TASK BRIEF:
Write out every entry precisely as given, leaving the pictures out.

RECORD LIST:
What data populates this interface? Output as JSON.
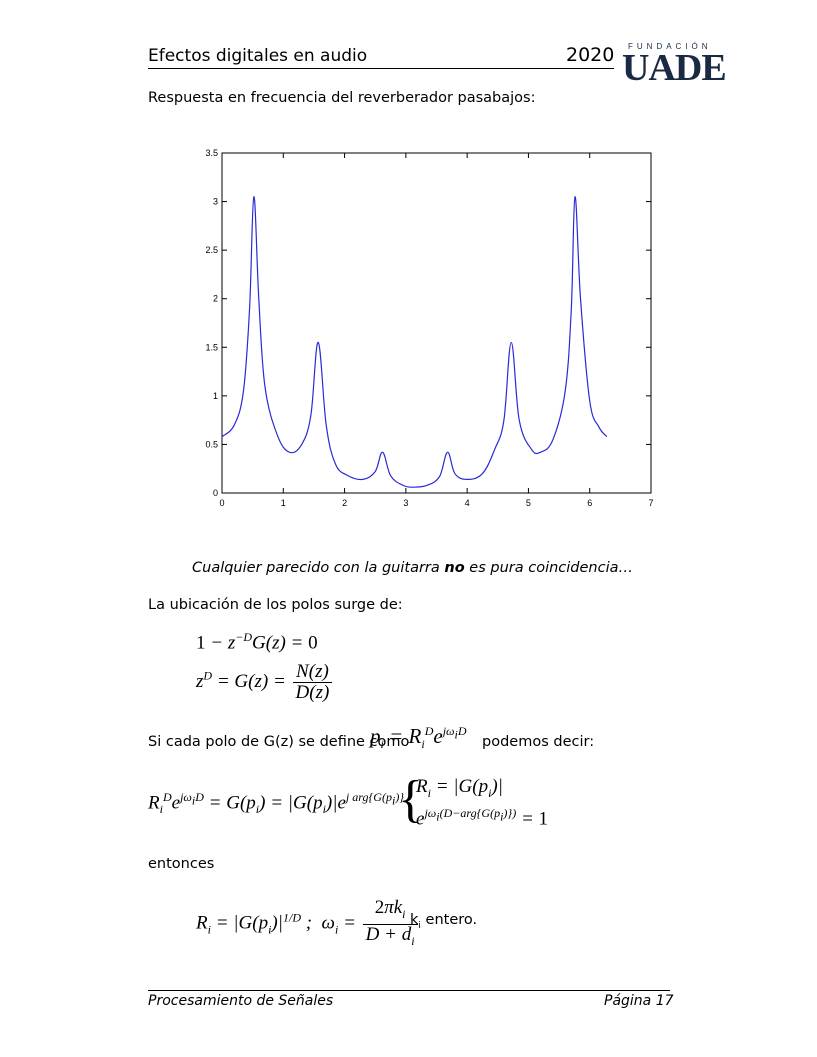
{
  "header": {
    "title": "Efectos digitales en audio",
    "year": "2020",
    "logo_sub": "FUNDACIÓN",
    "logo_main": "UADE"
  },
  "intro_text": "Respuesta en frecuencia del reverberador pasabajos:",
  "chart_data": {
    "type": "line",
    "xlim": [
      0,
      7
    ],
    "ylim": [
      0,
      3.5
    ],
    "xticks": [
      "0",
      "1",
      "2",
      "3",
      "4",
      "5",
      "6",
      "7"
    ],
    "yticks": [
      "0",
      "0.5",
      "1",
      "1.5",
      "2",
      "2.5",
      "3",
      "3.5"
    ],
    "grid": false,
    "series": [
      {
        "color": "#2a2ad8",
        "x": [
          0.0,
          0.2,
          0.35,
          0.45,
          0.52,
          0.6,
          0.7,
          0.9,
          1.1,
          1.3,
          1.45,
          1.57,
          1.7,
          1.85,
          2.05,
          2.3,
          2.5,
          2.62,
          2.75,
          2.95,
          3.14,
          3.35,
          3.55,
          3.68,
          3.8,
          4.0,
          4.25,
          4.45,
          4.6,
          4.72,
          4.85,
          5.05,
          5.2,
          5.4,
          5.6,
          5.7,
          5.76,
          5.85,
          6.0,
          6.15,
          6.28
        ],
        "y": [
          0.58,
          0.7,
          1.05,
          1.9,
          3.05,
          2.0,
          1.1,
          0.6,
          0.42,
          0.5,
          0.8,
          1.55,
          0.7,
          0.3,
          0.18,
          0.14,
          0.22,
          0.42,
          0.18,
          0.08,
          0.06,
          0.08,
          0.17,
          0.42,
          0.2,
          0.14,
          0.2,
          0.45,
          0.75,
          1.55,
          0.75,
          0.45,
          0.42,
          0.55,
          1.05,
          1.9,
          3.05,
          2.0,
          0.95,
          0.68,
          0.58
        ]
      }
    ]
  },
  "caption": {
    "part1": "Cualquier parecido con la guitarra ",
    "bold": "no",
    "part2": " es  pura coincidencia…"
  },
  "poles_text": "La ubicación de los polos surge de:",
  "pole_def": {
    "before": "Si cada polo de G(z) se define como",
    "after": "podemos decir:"
  },
  "entonces": "entonces",
  "k_text": "k",
  "k_sub": "i",
  "k_after": " entero.",
  "footer": {
    "left": "Procesamiento de Señales",
    "right": "Página 17"
  }
}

RESULT OF THE TASK:
What data populates this interface? Output as JSON.
{
  "header": {
    "title": "Efectos digitales en audio",
    "year": "2020",
    "logo_sub": "FUNDACIÓN",
    "logo_main": "UADE"
  },
  "intro_text": "Respuesta en frecuencia del reverberador pasabajos:",
  "chart_data": {
    "type": "line",
    "xlim": [
      0,
      7
    ],
    "ylim": [
      0,
      3.5
    ],
    "xticks": [
      "0",
      "1",
      "2",
      "3",
      "4",
      "5",
      "6",
      "7"
    ],
    "yticks": [
      "0",
      "0.5",
      "1",
      "1.5",
      "2",
      "2.5",
      "3",
      "3.5"
    ],
    "grid": false,
    "series": [
      {
        "color": "#2a2ad8",
        "x": [
          0.0,
          0.2,
          0.35,
          0.45,
          0.52,
          0.6,
          0.7,
          0.9,
          1.1,
          1.3,
          1.45,
          1.57,
          1.7,
          1.85,
          2.05,
          2.3,
          2.5,
          2.62,
          2.75,
          2.95,
          3.14,
          3.35,
          3.55,
          3.68,
          3.8,
          4.0,
          4.25,
          4.45,
          4.6,
          4.72,
          4.85,
          5.05,
          5.2,
          5.4,
          5.6,
          5.7,
          5.76,
          5.85,
          6.0,
          6.15,
          6.28
        ],
        "y": [
          0.58,
          0.7,
          1.05,
          1.9,
          3.05,
          2.0,
          1.1,
          0.6,
          0.42,
          0.5,
          0.8,
          1.55,
          0.7,
          0.3,
          0.18,
          0.14,
          0.22,
          0.42,
          0.18,
          0.08,
          0.06,
          0.08,
          0.17,
          0.42,
          0.2,
          0.14,
          0.2,
          0.45,
          0.75,
          1.55,
          0.75,
          0.45,
          0.42,
          0.55,
          1.05,
          1.9,
          3.05,
          2.0,
          0.95,
          0.68,
          0.58
        ]
      }
    ]
  },
  "caption": {
    "part1": "Cualquier parecido con la guitarra ",
    "bold": "no",
    "part2": " es  pura coincidencia…"
  },
  "poles_text": "La ubicación de los polos surge de:",
  "pole_def": {
    "before": "Si cada polo de G(z) se define como",
    "after": "podemos decir:"
  },
  "entonces": "entonces",
  "k_text": "k",
  "k_sub": "i",
  "k_after": " entero.",
  "footer": {
    "left": "Procesamiento de Señales",
    "right": "Página 17"
  }
}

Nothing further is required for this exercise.